#### AIM OF THE EXERCISE:
Leave out the pictures and repeat the rest of the material exactly.
** START **
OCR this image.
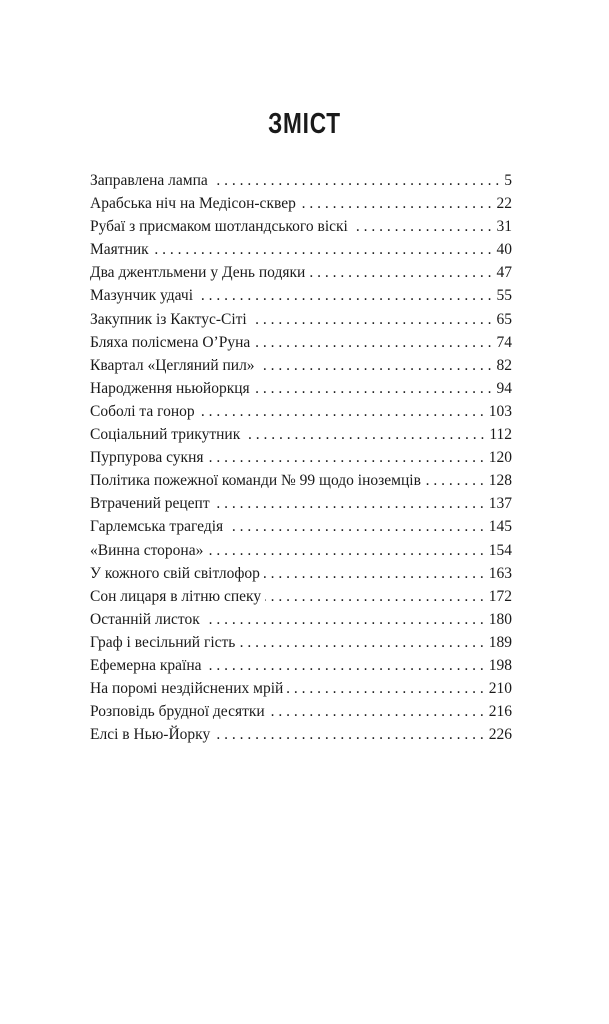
ЗМІСТ
Заправлена лампа . . .	5
Арабська ніч на Медісон-сквер . . .	22
Рубаї з присмаком шотландського віскі . . .	31
Маятник . . .	40
Два джентльмени у День подяки . . .	47
Мазунчик удачі . . .	55
Закупник із Кактус-Сіті . . .	65
Бляха полісмена О’Руна . . .	74
Квартал «Цегляний пил» . . .	82
Народження ньюйоркця . . .	94
Соболі та гонор . . .	103
Соціальний трикутник . . .	112
Пурпурова сукня . . .	120
Політика пожежної команди № 99 щодо іноземців . . .	128
Втрачений рецепт . . .	137
Гарлемська трагедія . . .	145
«Винна сторона» . . .	154
У кожного свій світлофор . . .	163
Сон лицаря в літню спеку . . .	172
Останній листок . . .	180
Граф і весільний гість . . .	189
Ефемерна країна . . .	198
На поромі нездійснених мрій . . .	210
Розповідь брудної десятки . . .	216
Елсі в Нью-Йорку . . .	226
** END **
#### WRITTEN SOLUTION:
OCR this image.
ЗМІСТ
Заправлена лампа . . .	5
Арабська ніч на Медісон-сквер . . .	22
Рубаї з присмаком шотландського віскі . . .	31
Маятник . . .	40
Два джентльмени у День подяки . . .	47
Мазунчик удачі . . .	55
Закупник із Кактус-Сіті . . .	65
Бляха полісмена О’Руна . . .	74
Квартал «Цегляний пил» . . .	82
Народження ньюйоркця . . .	94
Соболі та гонор . . .	103
Соціальний трикутник . . .	112
Пурпурова сукня . . .	120
Політика пожежної команди № 99 щодо іноземців . . .	128
Втрачений рецепт . . .	137
Гарлемська трагедія . . .	145
«Винна сторона» . . .	154
У кожного свій світлофор . . .	163
Сон лицаря в літню спеку . . .	172
Останній листок . . .	180
Граф і весільний гість . . .	189
Ефемерна країна . . .	198
На поромі нездійснених мрій . . .	210
Розповідь брудної десятки . . .	216
Елсі в Нью-Йорку . . .	226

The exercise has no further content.